> **WRITTEN TASKS**
(1) Switch "BETA SERVICE" to "PILOT SERVICE" in the beta program terms, starting with "THE BETA SERVICE PROVIDED" and going on through "THE BETA SERVICE.", and give that part again.
(2) Transcribe the entries word for word, starting with their first line and going on through the line with "body-text xyxy=(247,203,1428,1796)".

*** TEXT TO READ ***

ENTERPRISE+ BETA PROGRAM TERMS OF SERVICE (SaaS)
ENTERPRISE+ BETA PROGRAM
TERMS OF SERVICE (SaaS) April 2018
JFROG IS PLEASED TO INVITE YOU TO PARTICIPATE IN OUR ENTERPRISE + BETA PROGRAM. PLEASE CAREFULLY READ THE TERMS AND CONDITIONS OF THIS BETA TESTING SOFTWARE AS A SERVICE TERMS OF SERVICE (“TOS”). BY REGISTERING, ACCESSING OR USING THE BETA SERVICE (AS DEFINED BELOW), YOU HEREBY: (I) ACCEPT AND AGREE TO THESE TERMS OF SERVICE; AND (II) REPRESENT THAT YOU ARE ACTING ON BEHALF OF A COMPANY, ORGANIZATION OR ENTITY, AND THAT YOU ARE AUTHORIZED TO BIND SUCH COMPANY, ORGANIZATION OR ENTITY TO THE TERMS AND CONDITIONS SET FORTH HEREIN. FOR THE PURPOSES OF THIS AGREEMENT, “YOU” SHALL APPLY BOTH TO YOU AND SUCH COMPANY, ORGANIZATION OR ENTITY.
1. BETA DISCLAIMER.
THE BETA SERVICE PROVIDED TO YOU UNDER THESE TOS IS PROVIDED ON AN “AS IS” AND “AS AVAILABLE” BASIS AND IS STILL IN TESTING. THE BETA SERVICE MAY STILL CONTAIN DEFECTS, FOR WHICH WE HOPE TO OBTAIN FEEDBACK FROM YOU AND IDENTIFY BUGS, ERRORS AND PERFORMANCE DEFICIENCIES. ALTHOUGH THE BETA SERVICE IS NOT TO BE USED IN PRODUCTION, AND YOU ARE HEREBY ADVISED TO SAFEGUARD YOUR DATA AND HOLD A BACKUP OF YOUR REPOSITORIES.
2. DESCRIPTION OF THE BETA SERVICE.
2.1. Beta Software. The Enterprise+ is a bundle of various tools and JFrog proprietary software, providing you with an end-to-end platform for the management and distribution of your software. This includes: JFrog Artifactory – High Availability version, JFrog Xray, JFrog Mission Control (Insights), JFrog Replicator, JFrog Distribution and JFrog Access Federation (collectively, the “Beta Software”).

*** PROVIDED INFORMATION ***

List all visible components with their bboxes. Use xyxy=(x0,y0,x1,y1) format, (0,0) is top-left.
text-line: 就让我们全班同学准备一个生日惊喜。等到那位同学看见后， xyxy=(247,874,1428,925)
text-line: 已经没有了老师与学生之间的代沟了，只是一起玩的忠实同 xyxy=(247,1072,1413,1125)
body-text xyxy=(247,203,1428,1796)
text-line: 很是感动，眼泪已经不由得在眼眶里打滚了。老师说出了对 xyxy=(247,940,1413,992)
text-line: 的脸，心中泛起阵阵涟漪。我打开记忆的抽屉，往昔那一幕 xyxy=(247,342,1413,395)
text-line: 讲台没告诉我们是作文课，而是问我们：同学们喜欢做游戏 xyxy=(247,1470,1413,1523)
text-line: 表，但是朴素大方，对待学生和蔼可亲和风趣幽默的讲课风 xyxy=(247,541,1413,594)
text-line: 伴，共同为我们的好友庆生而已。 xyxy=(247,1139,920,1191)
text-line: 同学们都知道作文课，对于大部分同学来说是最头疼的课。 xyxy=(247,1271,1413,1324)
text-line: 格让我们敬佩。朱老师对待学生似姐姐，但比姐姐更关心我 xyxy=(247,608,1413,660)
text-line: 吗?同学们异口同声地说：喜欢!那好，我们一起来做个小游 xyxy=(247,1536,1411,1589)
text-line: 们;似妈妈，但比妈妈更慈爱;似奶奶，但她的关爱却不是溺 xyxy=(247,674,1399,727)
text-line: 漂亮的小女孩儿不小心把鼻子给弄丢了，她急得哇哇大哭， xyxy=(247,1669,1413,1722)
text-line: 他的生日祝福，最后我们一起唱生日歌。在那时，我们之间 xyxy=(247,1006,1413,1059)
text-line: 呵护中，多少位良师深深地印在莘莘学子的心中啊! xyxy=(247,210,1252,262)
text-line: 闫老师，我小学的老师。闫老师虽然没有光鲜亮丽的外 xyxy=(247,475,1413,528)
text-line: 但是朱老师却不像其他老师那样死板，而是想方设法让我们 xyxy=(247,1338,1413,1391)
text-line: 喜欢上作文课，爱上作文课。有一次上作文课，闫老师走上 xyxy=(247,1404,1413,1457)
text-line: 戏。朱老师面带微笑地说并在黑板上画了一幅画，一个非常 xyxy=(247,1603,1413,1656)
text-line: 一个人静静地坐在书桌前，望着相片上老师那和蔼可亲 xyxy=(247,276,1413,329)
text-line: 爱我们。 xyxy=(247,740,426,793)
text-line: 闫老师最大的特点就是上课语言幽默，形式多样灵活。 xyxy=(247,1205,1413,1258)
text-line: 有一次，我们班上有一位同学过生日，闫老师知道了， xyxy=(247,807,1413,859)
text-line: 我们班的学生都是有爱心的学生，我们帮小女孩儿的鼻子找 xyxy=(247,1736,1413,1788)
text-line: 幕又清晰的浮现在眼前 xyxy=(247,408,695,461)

***

> **THE REPLIES**
(1)
THE PILOT SERVICE PROVIDED TO YOU UNDER THESE TOS IS PROVIDED ON AN “AS IS” AND “AS AVAILABLE” BASIS AND IS STILL IN TESTING. THE PILOT SERVICE MAY STILL CONTAIN DEFECTS, FOR WHICH WE HOPE TO OBTAIN FEEDBACK FROM YOU AND IDENTIFY BUGS, ERRORS AND PERFORMANCE DEFICIENCIES. ALTHOUGH THE PILOT SERVICE IS NOT TO BE USED IN PRODUCTION, AND YOU ARE HEREBY ADVISED TO SAFEGUARD YOUR DATA AND HOLD A BACKUP OF YOUR REPOSITORIES.
2. DESCRIPTION OF THE PILOT SERVICE.

(2)
List all visible components with their bboxes. Use xyxy=(x0,y0,x1,y1) format, (0,0) is top-left.
text-line: 就让我们全班同学准备一个生日惊喜。等到那位同学看见后， xyxy=(247,874,1428,925)
text-line: 已经没有了老师与学生之间的代沟了，只是一起玩的忠实同 xyxy=(247,1072,1413,1125)
body-text xyxy=(247,203,1428,1796)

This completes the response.